— Begin GIVEN DATA —

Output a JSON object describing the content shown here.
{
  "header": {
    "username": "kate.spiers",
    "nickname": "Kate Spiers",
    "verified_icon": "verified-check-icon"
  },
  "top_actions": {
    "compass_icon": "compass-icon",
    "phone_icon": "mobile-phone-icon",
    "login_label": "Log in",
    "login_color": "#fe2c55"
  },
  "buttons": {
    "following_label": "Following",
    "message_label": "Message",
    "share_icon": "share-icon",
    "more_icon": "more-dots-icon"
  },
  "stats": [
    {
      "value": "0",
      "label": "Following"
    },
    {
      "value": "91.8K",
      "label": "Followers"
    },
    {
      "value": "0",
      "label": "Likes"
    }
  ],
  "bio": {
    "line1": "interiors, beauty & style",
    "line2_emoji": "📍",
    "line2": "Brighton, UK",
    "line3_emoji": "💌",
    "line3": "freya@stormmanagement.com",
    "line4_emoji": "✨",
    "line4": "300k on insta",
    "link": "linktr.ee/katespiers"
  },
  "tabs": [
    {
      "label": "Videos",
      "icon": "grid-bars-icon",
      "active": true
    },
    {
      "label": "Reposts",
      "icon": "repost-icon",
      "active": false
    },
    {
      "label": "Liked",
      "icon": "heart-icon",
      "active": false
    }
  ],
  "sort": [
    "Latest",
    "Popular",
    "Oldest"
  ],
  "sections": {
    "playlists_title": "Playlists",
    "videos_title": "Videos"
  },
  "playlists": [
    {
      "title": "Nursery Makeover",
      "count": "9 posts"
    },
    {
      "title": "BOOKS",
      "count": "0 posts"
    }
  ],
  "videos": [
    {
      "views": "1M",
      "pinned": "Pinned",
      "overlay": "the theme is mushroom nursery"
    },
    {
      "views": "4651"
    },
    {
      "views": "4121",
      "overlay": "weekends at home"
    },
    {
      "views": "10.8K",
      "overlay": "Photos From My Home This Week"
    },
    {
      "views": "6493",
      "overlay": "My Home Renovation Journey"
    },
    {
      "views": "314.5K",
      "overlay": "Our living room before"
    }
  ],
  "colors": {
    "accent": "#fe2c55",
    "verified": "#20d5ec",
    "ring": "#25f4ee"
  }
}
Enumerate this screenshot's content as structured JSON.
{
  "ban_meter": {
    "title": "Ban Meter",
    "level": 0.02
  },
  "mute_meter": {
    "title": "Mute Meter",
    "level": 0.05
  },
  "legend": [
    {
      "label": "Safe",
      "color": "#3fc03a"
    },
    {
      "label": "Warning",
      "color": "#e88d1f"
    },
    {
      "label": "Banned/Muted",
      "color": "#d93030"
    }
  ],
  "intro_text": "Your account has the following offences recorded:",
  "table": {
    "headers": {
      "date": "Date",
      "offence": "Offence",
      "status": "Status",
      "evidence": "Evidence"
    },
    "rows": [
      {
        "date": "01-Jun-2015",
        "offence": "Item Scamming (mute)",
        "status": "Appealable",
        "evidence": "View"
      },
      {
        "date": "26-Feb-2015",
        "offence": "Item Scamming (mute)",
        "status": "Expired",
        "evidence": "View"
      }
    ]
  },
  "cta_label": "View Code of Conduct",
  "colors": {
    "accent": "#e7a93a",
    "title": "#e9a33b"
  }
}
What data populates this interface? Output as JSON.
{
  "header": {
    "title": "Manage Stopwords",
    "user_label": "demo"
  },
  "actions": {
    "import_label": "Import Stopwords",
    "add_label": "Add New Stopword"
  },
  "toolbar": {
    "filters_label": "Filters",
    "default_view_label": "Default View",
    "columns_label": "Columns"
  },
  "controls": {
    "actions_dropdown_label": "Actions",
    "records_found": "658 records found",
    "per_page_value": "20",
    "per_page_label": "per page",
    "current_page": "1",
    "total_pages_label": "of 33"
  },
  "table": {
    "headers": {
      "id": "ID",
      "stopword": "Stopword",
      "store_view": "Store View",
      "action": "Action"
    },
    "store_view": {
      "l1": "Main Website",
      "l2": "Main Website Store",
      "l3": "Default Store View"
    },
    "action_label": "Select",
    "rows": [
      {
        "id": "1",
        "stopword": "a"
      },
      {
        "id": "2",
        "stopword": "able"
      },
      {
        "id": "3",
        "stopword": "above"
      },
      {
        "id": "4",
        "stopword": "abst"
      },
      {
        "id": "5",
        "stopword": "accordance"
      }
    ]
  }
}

— End GIVEN DATA —

*PROBLEM TO WORK ON*
Print again each line of the listing above, exactly as it appears.

*RESULT OF THIS TASK*
Output a JSON object describing the content shown here.
{
  "header": {
    "username": "kate.spiers",
    "nickname": "Kate Spiers",
    "verified_icon": "verified-check-icon"
  },
  "top_actions": {
    "compass_icon": "compass-icon",
    "phone_icon": "mobile-phone-icon",
    "login_label": "Log in",
    "login_color": "#fe2c55"
  },
  "buttons": {
    "following_label": "Following",
    "message_label": "Message",
    "share_icon": "share-icon",
    "more_icon": "more-dots-icon"
  },
  "stats": [
    {
      "value": "0",
      "label": "Following"
    },
    {
      "value": "91.8K",
      "label": "Followers"
    },
    {
      "value": "0",
      "label": "Likes"
    }
  ],
  "bio": {
    "line1": "interiors, beauty & style",
    "line2_emoji": "📍",
    "line2": "Brighton, UK",
    "line3_emoji": "💌",
    "line3": "freya@stormmanagement.com",
    "line4_emoji": "✨",
    "line4": "300k on insta",
    "link": "linktr.ee/katespiers"
  },
  "tabs": [
    {
      "label": "Videos",
      "icon": "grid-bars-icon",
      "active": true
    },
    {
      "label": "Reposts",
      "icon": "repost-icon",
      "active": false
    },
    {
      "label": "Liked",
      "icon": "heart-icon",
      "active": false
    }
  ],
  "sort": [
    "Latest",
    "Popular",
    "Oldest"
  ],
  "sections": {
    "playlists_title": "Playlists",
    "videos_title": "Videos"
  },
  "playlists": [
    {
      "title": "Nursery Makeover",
      "count": "9 posts"
    },
    {
      "title": "BOOKS",
      "count": "0 posts"
    }
  ],
  "videos": [
    {
      "views": "1M",
      "pinned": "Pinned",
      "overlay": "the theme is mushroom nursery"
    },
    {
      "views": "4651"
    },
    {
      "views": "4121",
      "overlay": "weekends at home"
    },
    {
      "views": "10.8K",
      "overlay": "Photos From My Home This Week"
    },
    {
      "views": "6493",
      "overlay": "My Home Renovation Journey"
    },
    {
      "views": "314.5K",
      "overlay": "Our living room before"
    }
  ],
  "colors": {
    "accent": "#fe2c55",
    "verified": "#20d5ec",
    "ring": "#25f4ee"
  }
}
Enumerate this screenshot's content as structured JSON.
{
  "ban_meter": {
    "title": "Ban Meter",
    "level": 0.02
  },
  "mute_meter": {
    "title": "Mute Meter",
    "level": 0.05
  },
  "legend": [
    {
      "label": "Safe",
      "color": "#3fc03a"
    },
    {
      "label": "Warning",
      "color": "#e88d1f"
    },
    {
      "label": "Banned/Muted",
      "color": "#d93030"
    }
  ],
  "intro_text": "Your account has the following offences recorded:",
  "table": {
    "headers": {
      "date": "Date",
      "offence": "Offence",
      "status": "Status",
      "evidence": "Evidence"
    },
    "rows": [
      {
        "date": "01-Jun-2015",
        "offence": "Item Scamming (mute)",
        "status": "Appealable",
        "evidence": "View"
      },
      {
        "date": "26-Feb-2015",
        "offence": "Item Scamming (mute)",
        "status": "Expired",
        "evidence": "View"
      }
    ]
  },
  "cta_label": "View Code of Conduct",
  "colors": {
    "accent": "#e7a93a",
    "title": "#e9a33b"
  }
}
What data populates this interface? Output as JSON.
{
  "header": {
    "title": "Manage Stopwords",
    "user_label": "demo"
  },
  "actions": {
    "import_label": "Import Stopwords",
    "add_label": "Add New Stopword"
  },
  "toolbar": {
    "filters_label": "Filters",
    "default_view_label": "Default View",
    "columns_label": "Columns"
  },
  "controls": {
    "actions_dropdown_label": "Actions",
    "records_found": "658 records found",
    "per_page_value": "20",
    "per_page_label": "per page",
    "current_page": "1",
    "total_pages_label": "of 33"
  },
  "table": {
    "headers": {
      "id": "ID",
      "stopword": "Stopword",
      "store_view": "Store View",
      "action": "Action"
    },
    "store_view": {
      "l1": "Main Website",
      "l2": "Main Website Store",
      "l3": "Default Store View"
    },
    "action_label": "Select",
    "rows": [
      {
        "id": "1",
        "stopword": "a"
      },
      {
        "id": "2",
        "stopword": "able"
      },
      {
        "id": "3",
        "stopword": "above"
      },
      {
        "id": "4",
        "stopword": "abst"
      },
      {
        "id": "5",
        "stopword": "accordance"
      }
    ]
  }
}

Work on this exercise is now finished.